> WHAT YOU ARE ASKED TO DO: From the entries provided below, copy each line that contains the word "kilicdaroglu".

* BEGIN *

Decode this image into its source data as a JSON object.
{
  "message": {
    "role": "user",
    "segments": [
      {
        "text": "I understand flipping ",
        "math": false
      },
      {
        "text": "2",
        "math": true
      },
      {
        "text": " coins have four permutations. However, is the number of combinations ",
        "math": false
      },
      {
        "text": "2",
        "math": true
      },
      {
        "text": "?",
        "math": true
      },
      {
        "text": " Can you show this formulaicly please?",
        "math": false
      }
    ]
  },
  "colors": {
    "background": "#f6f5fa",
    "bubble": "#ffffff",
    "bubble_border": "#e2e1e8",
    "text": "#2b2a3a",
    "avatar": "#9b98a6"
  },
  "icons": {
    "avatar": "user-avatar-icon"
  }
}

* END *
* BEGIN *

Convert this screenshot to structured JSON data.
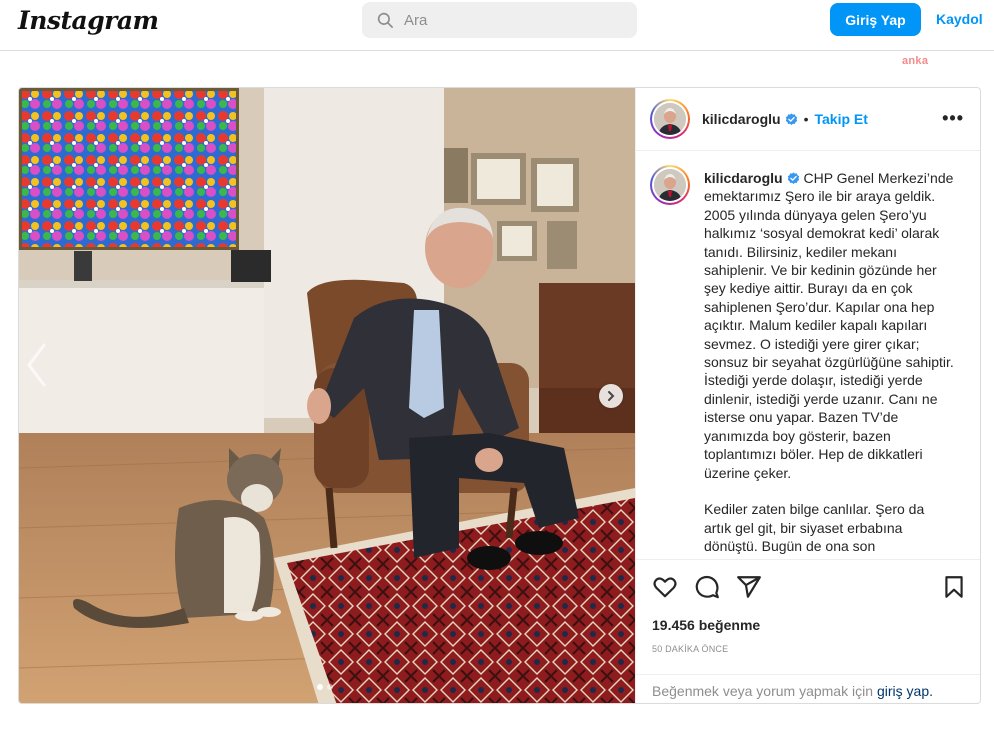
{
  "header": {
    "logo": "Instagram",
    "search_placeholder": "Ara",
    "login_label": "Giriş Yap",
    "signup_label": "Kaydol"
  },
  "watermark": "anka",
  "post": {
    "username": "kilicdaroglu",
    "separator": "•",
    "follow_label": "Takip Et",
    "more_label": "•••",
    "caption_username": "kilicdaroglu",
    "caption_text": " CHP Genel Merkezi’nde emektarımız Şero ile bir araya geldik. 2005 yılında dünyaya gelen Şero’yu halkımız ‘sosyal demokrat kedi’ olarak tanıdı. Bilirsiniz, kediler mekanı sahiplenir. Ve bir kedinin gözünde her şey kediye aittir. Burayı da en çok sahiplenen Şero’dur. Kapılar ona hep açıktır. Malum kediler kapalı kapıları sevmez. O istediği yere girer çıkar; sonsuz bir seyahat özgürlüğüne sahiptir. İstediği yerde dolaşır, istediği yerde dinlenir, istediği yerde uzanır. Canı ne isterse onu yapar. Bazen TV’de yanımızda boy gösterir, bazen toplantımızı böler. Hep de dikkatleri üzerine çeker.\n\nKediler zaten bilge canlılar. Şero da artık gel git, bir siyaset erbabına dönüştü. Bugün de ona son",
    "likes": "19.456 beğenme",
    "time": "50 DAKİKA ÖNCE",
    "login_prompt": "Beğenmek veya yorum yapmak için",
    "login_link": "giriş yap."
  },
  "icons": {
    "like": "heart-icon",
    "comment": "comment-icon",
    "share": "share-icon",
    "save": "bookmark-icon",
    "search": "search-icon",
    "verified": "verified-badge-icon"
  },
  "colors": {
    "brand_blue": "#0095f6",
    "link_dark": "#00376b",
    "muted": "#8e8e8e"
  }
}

* END *

> ANSWER FOR THE TASK:
    "username": "kilicdaroglu",
    "caption_username": "kilicdaroglu",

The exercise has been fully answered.